- **Task**:
Repeat the data verbatim.

· · · · ·

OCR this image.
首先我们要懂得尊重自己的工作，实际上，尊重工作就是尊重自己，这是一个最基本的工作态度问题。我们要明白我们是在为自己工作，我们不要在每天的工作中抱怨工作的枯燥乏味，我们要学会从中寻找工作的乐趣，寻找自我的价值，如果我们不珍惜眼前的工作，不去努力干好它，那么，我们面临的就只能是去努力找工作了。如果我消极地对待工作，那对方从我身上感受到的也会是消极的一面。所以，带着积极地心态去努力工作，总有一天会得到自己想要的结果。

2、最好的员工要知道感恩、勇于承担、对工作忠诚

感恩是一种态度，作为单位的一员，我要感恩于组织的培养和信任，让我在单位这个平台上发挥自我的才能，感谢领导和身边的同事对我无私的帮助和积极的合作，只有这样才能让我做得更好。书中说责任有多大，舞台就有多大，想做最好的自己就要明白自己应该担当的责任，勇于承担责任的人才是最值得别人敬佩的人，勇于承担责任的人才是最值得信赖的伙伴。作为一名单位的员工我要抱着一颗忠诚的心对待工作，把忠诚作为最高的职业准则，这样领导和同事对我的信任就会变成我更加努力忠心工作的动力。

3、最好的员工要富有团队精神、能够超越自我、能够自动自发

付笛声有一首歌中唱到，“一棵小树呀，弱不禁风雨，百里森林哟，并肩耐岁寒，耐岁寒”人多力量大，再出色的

· · · · ·

- **Right answer**:
OCR this image.
首先我们要懂得尊重自己的工作，实际上，尊重工作就是尊重自己，这是一个最基本的工作态度问题。我们要明白我们是在为自己工作，我们不要在每天的工作中抱怨工作的枯燥乏味，我们要学会从中寻找工作的乐趣，寻找自我的价值，如果我们不珍惜眼前的工作，不去努力干好它，那么，我们面临的就只能是去努力找工作了。如果我消极地对待工作，那对方从我身上感受到的也会是消极的一面。所以，带着积极地心态去努力工作，总有一天会得到自己想要的结果。

2、最好的员工要知道感恩、勇于承担、对工作忠诚

感恩是一种态度，作为单位的一员，我要感恩于组织的培养和信任，让我在单位这个平台上发挥自我的才能，感谢领导和身边的同事对我无私的帮助和积极的合作，只有这样才能让我做得更好。书中说责任有多大，舞台就有多大，想做最好的自己就要明白自己应该担当的责任，勇于承担责任的人才是最值得别人敬佩的人，勇于承担责任的人才是最值得信赖的伙伴。作为一名单位的员工我要抱着一颗忠诚的心对待工作，把忠诚作为最高的职业准则，这样领导和同事对我的信任就会变成我更加努力忠心工作的动力。

3、最好的员工要富有团队精神、能够超越自我、能够自动自发

付笛声有一首歌中唱到，“一棵小树呀，弱不禁风雨，百里森林哟，并肩耐岁寒，耐岁寒”人多力量大，再出色的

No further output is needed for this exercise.